## EXERCISE REQUIREMENTS
Extract every line below that contains the word "Actual".

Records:
|---|
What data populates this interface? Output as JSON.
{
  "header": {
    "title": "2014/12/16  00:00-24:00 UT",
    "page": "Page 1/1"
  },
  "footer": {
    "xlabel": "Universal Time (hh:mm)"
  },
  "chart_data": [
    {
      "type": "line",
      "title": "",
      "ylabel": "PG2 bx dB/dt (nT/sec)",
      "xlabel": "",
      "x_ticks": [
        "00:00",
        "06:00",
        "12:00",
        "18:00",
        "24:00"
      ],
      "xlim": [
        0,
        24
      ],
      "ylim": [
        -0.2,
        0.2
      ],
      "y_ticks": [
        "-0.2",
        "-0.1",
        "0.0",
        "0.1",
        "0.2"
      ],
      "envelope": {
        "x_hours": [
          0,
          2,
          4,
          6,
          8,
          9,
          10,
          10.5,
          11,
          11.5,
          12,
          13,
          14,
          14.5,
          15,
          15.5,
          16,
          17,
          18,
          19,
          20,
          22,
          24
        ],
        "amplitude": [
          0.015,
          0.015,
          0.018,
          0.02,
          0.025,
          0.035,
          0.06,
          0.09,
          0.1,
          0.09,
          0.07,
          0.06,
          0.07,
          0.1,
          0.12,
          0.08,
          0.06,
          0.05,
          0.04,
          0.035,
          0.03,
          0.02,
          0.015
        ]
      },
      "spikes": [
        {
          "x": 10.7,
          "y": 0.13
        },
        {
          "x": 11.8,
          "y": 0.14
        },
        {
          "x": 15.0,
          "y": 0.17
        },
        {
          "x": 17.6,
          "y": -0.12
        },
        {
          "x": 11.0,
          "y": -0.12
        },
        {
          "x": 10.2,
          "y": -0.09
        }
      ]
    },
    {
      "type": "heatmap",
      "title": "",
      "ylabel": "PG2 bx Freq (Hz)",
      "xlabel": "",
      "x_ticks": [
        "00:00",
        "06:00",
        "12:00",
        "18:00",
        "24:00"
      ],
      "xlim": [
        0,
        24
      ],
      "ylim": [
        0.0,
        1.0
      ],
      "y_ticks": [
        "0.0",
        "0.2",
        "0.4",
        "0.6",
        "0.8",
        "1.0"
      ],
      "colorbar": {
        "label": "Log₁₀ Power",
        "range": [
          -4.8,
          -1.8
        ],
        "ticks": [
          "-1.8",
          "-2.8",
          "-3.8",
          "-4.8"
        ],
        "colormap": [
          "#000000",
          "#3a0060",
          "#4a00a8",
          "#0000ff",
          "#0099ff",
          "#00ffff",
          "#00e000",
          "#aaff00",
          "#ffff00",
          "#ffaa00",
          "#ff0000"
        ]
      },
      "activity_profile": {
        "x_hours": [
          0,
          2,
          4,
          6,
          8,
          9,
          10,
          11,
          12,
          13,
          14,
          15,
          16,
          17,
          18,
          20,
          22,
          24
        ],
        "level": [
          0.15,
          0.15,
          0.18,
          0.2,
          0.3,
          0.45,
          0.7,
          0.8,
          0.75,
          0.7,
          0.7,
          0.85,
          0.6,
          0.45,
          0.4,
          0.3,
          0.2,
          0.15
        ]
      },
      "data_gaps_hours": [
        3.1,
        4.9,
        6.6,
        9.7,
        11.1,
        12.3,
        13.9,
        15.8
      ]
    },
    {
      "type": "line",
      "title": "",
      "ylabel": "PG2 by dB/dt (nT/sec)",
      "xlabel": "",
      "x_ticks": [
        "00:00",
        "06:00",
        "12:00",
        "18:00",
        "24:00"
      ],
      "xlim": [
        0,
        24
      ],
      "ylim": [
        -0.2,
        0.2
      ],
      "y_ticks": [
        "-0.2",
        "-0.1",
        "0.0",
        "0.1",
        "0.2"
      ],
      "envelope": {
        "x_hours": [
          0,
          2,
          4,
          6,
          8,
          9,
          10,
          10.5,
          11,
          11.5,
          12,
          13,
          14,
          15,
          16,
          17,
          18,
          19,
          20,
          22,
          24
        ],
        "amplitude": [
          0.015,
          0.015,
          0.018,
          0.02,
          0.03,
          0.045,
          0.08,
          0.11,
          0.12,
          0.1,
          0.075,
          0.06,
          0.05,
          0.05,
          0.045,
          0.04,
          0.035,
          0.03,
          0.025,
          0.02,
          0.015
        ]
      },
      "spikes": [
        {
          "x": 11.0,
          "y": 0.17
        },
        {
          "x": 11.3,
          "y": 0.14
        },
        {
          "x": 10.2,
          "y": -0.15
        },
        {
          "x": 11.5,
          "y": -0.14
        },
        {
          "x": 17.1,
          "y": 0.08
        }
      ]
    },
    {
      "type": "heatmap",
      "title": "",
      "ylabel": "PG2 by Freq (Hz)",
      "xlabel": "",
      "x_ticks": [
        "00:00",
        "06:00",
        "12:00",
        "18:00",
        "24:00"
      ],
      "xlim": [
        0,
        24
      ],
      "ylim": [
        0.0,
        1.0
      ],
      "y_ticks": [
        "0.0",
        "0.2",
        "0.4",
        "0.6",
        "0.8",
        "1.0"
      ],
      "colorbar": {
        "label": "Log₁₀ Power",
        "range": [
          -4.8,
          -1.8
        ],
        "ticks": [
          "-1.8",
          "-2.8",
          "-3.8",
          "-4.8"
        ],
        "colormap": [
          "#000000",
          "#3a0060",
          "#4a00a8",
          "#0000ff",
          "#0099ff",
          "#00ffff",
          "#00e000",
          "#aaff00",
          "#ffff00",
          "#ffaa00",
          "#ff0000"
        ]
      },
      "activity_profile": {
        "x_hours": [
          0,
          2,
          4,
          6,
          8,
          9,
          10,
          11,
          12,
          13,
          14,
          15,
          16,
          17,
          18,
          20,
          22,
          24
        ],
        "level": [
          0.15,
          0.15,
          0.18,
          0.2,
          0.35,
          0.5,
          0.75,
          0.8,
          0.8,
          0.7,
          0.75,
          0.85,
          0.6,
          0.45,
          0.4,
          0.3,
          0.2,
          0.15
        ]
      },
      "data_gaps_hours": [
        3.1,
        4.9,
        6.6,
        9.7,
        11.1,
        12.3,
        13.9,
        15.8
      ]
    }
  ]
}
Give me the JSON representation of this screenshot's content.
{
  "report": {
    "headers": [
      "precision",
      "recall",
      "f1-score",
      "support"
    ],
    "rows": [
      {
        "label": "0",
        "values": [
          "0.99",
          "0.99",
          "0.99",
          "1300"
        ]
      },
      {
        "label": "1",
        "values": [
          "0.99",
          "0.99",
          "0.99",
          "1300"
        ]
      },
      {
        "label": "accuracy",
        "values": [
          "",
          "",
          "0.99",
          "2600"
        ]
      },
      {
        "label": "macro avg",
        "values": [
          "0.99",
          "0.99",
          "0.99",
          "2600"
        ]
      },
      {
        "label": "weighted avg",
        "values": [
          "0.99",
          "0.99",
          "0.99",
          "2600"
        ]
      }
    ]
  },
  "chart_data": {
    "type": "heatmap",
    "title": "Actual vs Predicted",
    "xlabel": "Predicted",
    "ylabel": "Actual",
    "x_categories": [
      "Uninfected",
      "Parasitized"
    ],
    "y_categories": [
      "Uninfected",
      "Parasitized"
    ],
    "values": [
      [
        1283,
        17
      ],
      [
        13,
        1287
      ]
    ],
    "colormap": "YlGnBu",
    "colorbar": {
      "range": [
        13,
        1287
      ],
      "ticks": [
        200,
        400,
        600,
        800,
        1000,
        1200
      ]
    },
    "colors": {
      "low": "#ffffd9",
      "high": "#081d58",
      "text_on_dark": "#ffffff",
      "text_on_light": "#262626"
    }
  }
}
|---|
## TASK RESULT
    "title": "Actual vs Predicted",
    "ylabel": "Actual",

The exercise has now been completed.